Document text —
+-------+

Sometimes after a breakup, things don’t end well. If your ex turns into an obsessive stalker, use these 6 tips to help you stay safe and sane.

According to the CDC, 7.5 million people are stalked each year in the United States. 61% of stalking victims are female, and 45% are male. Research estimates that victims know their stalker about 70% of the time. Most often, people report being stalked by a current or former intimate partner. If you feel that you might be a victim of stalking, use these 6 tips to make sure you stay safe, even if it is your ex who has turned from a seemingly kind and gentle person into an obsessive stalker.

6 Steps to Staying Safe When Your Ex Turns into an Obsessive Stalker

 

1. Use preventive measures

First things first, you should do your best to avoid the situation. While sometimes there is nothing that the victim could have done to avoid stalking, there are some things you can do to reduce the risk of being stalked.

For example, if your ex-partner shows the warning signs of stalking, avoid all contact with them. If you keep on moving in and out of their lives, you will be sending mixed messages that may make the entire situation worse.

Instead, be clear and cut them out completely. If you had places that you both enjoyed going to such as local clubs, avoid going there, especially all by yourself. Block your ex’s phone number and stop responding to emails. Reduce your engagement on social networks. Facebook interactions can become fuel to a stalker’s obsession. Make all your profiles private and curate your contact list.

2. Stop minimizing your obsessive stalker’s behavior

Sometimes a stalker gives warning signs during the relationship. For instance, they might send you countless texts and emails, or be jealous about your time and attention. However, many of these signs never surface until the relationship is over.

If you notice that after a breakup you find yourself bumping into your ex in unexpected places or spots that they know you frequent, consider that a warning sign.

Stalking victims often don’t consider that behavior strange or disturbing. Since they have been emotionally engaged with the stalker, it is hard for them to believe that their behavior could be a cause for alarm. Mutual friends could also be minimizing this behavior.

But if the stalker senses they have nothing to lose, their behavior is much more likely to escalate. If deep down you feel that something isn’t right, tell someone you trust who can help. Don’t be afraid to talk about it.

3. Protect yourself

There are many reasons why an ex becomes a stalker. Your ex might have had a rough childhood. Maybe they’re hurt or angry over the breakup. Maybe they need closure in order to move on.

But these are not your problems and you are not responsible for solving them. Don’t get sucked into playing the psychologist instead of protecting yourself. Coming up with excuses that would explain the behavior of your ex is a loss of time. Your priority should be to make sure you are safe.

So just let it go.

You cannot help s stalker. It’s impossible to bargain or reason with them. If you promise them to remain friends after the breakup, you will not be helping them to move on. And you cannot save them if they threaten to hurt themselves. Don’t give in to these threats as they will put you in danger.

+-------+

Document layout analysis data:
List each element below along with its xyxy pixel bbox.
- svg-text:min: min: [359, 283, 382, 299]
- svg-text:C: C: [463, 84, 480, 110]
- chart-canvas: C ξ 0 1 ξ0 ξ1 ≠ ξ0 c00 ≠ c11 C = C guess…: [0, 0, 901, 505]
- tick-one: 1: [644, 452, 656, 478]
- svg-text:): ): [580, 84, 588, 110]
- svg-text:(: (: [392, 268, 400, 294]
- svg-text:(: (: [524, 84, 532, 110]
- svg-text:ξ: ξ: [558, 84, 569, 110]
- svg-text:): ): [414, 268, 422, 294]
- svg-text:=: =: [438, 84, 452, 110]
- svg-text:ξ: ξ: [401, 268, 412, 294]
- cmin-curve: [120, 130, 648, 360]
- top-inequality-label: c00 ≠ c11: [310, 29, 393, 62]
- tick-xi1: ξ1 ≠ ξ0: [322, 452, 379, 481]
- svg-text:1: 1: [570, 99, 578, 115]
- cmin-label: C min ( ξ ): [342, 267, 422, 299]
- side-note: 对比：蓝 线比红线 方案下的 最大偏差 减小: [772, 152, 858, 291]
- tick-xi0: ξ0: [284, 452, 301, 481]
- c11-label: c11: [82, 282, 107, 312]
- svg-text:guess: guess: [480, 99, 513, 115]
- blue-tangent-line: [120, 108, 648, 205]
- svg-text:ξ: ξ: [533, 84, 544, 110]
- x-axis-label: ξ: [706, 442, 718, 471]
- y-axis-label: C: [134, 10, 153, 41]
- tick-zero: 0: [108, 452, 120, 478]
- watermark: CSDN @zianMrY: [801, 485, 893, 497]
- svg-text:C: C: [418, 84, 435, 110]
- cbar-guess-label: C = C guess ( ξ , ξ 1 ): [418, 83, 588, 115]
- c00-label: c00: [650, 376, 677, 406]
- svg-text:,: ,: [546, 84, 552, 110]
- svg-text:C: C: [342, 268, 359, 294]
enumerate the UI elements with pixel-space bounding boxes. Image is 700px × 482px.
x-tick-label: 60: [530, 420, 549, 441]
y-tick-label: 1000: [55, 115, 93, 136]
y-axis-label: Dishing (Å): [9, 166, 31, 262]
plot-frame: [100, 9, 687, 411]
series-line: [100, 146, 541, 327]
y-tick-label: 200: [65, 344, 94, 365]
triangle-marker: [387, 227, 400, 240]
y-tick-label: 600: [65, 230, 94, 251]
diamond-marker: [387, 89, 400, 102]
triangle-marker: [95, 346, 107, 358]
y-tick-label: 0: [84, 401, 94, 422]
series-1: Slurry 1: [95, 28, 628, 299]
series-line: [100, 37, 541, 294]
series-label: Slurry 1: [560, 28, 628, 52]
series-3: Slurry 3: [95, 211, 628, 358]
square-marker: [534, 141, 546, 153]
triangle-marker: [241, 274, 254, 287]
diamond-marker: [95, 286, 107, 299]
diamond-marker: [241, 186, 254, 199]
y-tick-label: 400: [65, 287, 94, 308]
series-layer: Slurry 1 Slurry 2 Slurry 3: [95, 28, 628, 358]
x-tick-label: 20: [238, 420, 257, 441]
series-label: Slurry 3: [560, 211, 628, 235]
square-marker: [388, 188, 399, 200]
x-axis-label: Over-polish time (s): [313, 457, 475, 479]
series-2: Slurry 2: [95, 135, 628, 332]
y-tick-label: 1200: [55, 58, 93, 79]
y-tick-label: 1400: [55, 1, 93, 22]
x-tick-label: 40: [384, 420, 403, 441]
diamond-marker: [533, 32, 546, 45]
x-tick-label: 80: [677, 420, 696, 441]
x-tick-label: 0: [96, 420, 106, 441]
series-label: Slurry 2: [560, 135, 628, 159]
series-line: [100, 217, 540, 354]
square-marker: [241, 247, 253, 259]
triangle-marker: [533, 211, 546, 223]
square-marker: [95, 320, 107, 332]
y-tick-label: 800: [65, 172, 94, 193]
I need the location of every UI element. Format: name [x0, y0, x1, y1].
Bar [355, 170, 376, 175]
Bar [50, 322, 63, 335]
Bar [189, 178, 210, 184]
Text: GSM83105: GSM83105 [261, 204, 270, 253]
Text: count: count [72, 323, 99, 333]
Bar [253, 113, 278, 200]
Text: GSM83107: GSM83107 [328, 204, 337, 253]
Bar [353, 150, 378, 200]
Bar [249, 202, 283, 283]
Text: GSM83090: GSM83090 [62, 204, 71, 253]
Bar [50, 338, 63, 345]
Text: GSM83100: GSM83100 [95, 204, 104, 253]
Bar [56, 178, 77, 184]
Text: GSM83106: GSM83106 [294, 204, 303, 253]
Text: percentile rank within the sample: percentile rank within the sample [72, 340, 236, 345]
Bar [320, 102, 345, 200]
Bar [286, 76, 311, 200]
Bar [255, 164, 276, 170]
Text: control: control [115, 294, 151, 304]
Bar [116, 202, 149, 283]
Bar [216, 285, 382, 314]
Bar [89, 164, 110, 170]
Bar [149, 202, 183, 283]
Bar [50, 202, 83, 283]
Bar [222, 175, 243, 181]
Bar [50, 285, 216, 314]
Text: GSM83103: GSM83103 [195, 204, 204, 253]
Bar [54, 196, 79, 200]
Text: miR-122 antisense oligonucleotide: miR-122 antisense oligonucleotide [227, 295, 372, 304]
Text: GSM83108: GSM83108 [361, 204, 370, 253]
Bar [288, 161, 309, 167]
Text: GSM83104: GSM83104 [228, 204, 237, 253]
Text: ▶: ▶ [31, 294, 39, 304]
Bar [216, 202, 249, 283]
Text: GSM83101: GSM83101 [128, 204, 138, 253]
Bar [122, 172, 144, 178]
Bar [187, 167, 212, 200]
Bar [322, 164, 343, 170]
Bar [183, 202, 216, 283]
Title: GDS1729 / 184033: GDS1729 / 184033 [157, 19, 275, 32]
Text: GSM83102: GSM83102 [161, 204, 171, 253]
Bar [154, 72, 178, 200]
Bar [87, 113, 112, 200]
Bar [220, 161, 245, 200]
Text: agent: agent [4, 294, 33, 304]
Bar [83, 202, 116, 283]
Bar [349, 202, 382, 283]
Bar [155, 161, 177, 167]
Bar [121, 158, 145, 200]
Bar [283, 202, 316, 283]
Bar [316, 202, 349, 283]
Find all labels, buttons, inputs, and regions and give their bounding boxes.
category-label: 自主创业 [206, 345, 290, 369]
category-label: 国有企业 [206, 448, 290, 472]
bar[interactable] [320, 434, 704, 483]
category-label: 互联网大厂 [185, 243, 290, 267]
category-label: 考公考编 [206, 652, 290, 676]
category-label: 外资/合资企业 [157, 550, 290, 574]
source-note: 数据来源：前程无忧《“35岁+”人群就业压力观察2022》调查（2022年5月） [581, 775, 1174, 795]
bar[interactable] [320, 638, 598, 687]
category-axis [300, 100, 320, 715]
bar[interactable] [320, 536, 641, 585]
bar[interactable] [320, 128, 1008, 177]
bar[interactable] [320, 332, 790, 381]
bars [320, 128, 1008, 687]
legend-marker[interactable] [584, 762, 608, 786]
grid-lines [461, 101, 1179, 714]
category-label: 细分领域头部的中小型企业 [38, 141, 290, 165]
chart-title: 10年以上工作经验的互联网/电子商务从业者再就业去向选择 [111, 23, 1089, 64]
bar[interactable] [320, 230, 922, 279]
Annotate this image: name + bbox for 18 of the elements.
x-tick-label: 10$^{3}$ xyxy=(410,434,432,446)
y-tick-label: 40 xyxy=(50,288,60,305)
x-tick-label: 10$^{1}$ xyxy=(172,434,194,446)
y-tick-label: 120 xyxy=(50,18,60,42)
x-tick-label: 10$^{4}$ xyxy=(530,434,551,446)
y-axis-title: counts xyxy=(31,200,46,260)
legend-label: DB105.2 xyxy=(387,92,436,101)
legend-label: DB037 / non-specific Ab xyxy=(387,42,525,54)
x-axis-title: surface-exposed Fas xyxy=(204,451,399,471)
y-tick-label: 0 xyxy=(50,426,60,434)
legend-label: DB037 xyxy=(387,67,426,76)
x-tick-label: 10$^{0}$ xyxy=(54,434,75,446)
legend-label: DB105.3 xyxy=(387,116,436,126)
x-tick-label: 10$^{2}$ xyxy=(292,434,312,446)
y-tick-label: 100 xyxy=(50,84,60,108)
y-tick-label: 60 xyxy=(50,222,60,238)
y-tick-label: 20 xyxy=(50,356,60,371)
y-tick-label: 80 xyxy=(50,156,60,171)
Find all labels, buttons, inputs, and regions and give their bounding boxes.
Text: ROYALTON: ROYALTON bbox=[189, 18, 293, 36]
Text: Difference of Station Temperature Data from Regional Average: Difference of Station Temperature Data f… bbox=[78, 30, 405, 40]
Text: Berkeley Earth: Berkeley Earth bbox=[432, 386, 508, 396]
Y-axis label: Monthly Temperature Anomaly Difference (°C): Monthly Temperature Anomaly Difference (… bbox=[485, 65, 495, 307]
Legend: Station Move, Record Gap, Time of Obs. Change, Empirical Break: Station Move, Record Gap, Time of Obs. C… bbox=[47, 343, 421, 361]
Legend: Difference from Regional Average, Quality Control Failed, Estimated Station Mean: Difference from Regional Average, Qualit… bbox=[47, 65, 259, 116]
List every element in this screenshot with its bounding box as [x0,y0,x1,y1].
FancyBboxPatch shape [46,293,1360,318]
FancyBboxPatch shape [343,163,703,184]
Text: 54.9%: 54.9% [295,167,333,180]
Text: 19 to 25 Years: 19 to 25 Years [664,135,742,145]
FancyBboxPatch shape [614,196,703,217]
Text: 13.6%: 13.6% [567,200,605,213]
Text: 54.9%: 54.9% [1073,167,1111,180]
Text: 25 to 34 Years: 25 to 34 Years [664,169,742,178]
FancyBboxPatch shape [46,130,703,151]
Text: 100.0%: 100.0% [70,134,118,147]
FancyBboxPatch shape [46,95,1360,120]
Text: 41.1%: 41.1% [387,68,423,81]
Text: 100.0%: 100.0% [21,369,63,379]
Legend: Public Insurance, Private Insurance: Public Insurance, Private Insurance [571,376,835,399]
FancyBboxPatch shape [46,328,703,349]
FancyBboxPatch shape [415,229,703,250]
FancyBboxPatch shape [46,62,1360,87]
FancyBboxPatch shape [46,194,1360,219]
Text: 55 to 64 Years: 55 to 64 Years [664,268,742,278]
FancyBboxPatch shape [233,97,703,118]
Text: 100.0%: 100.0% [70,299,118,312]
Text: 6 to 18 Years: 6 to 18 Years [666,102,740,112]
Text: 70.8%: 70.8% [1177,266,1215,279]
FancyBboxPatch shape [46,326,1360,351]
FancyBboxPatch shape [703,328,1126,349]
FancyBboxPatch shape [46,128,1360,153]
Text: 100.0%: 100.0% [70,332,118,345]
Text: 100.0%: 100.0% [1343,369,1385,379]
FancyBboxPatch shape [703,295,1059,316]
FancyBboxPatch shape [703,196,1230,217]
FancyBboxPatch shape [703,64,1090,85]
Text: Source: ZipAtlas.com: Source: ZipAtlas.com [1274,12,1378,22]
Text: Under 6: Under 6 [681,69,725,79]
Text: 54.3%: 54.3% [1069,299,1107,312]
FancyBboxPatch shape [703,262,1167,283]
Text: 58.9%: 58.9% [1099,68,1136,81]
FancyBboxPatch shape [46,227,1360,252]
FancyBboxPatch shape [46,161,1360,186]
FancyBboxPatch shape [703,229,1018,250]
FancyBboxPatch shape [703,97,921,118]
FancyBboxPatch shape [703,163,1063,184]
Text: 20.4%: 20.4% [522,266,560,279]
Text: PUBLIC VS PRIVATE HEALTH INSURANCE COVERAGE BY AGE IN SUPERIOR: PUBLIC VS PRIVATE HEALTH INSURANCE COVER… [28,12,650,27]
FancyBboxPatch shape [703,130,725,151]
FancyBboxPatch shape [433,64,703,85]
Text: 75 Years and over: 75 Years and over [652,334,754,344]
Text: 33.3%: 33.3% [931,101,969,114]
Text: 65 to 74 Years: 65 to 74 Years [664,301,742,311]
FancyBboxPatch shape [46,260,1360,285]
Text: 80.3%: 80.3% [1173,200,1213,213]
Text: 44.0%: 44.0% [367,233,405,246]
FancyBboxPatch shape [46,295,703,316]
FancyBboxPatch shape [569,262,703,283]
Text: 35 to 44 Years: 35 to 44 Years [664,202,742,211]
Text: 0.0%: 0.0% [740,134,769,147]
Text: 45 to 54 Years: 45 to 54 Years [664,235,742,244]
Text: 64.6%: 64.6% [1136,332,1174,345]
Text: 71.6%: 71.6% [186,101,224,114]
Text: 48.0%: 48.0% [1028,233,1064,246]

+-------+

Problem set —
a - Answer these questions from the stalking article:
(i) According to the CDC, how many people in the United States are stalked each year?
(ii) In step 1, what can Facebook interactions become?
(iii) In step 3, what two things does the stalking article say are impossible to do with a stalker?
b - Decide whether each statement agrees with the stalking article. Answer yes or no and quote the words that settle it.
(i) Research estimates that victims know their stalker about half the time.
(ii) The stalking article advises blocking an ex's phone number.
(iii) Mutual friends may play down a stalker's behavior.
c - Please go on with the stalking article, picking up right after its last sentence.

Solved tasks —
a -
(i) 7.5 million people.
(ii) Fuel to a stalker's obsession.
(iii) Bargain or reason with them.

b -
(i) No: "Research estimates that victims know their stalker about 70% of the time."
(ii) Yes: "Block your ex’s phone number and stop responding to emails."
(iii) Yes: "Mutual friends could also be minimizing this behavior."

c -
If your stalker used to be your intimate partner, they know which buttons to push in order to get you back in their life. Send a clear message your relationship is over and cut off all contact.

4. You might need a lawyer to file a restraining order

Sometimes you might need help when dealing with an obsessive stalker. Depending on where you live, the application process for filing a restraining order might be complex.

Your first step is to go to a civil courthouse and request a restraining order form. Once you fill the form out, make some copies and have these documents served to your stalker. Remember to keep a record of all the interactions you have with the stalker. If the case goes to court, all that information will be extremely valuable.

If you’re not sure how to proceed, you should reach out to a lawyer or consult the problem with the police. Look for professionals who specialize in stalking and similar cases.

5. Seek out support

You’d be surprised to learn that the problem is widespread and there might be some organizations in your area that help stalking victims handle intimate partner violence or other crimes. You will get free advice and guidance from them as well.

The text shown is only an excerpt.